--- begin EXCERPTED RECORDS ---

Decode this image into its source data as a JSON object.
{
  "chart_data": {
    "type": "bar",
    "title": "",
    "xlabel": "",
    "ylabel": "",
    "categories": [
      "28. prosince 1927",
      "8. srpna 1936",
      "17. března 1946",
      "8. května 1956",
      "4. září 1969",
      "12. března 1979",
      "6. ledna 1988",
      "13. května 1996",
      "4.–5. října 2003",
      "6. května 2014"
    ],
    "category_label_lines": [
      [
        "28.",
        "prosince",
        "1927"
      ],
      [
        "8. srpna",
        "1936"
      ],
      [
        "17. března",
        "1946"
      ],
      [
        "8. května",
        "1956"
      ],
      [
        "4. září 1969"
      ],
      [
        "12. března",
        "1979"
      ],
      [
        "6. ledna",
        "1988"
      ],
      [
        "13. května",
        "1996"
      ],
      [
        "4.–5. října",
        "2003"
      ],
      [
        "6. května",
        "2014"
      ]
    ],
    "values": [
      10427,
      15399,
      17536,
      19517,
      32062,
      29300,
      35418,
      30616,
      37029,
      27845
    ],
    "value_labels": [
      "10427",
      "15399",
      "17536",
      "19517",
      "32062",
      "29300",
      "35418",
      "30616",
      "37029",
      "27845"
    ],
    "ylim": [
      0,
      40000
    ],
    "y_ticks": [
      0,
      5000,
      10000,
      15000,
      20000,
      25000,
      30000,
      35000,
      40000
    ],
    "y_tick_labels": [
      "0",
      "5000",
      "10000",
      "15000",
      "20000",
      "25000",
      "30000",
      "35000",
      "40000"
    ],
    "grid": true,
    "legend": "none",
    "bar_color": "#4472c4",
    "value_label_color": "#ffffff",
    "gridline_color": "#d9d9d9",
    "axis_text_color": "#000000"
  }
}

--- end EXCERPTED RECORDS ---

=== SET TASK ===
Which lines include the word "května"? List them all.

=== COMPLETE RESPONSE ===
      "8. května 1956",
      "13. května 1996",
      "6. května 2014"
        "8. května",
        "13. května",
        "6. května",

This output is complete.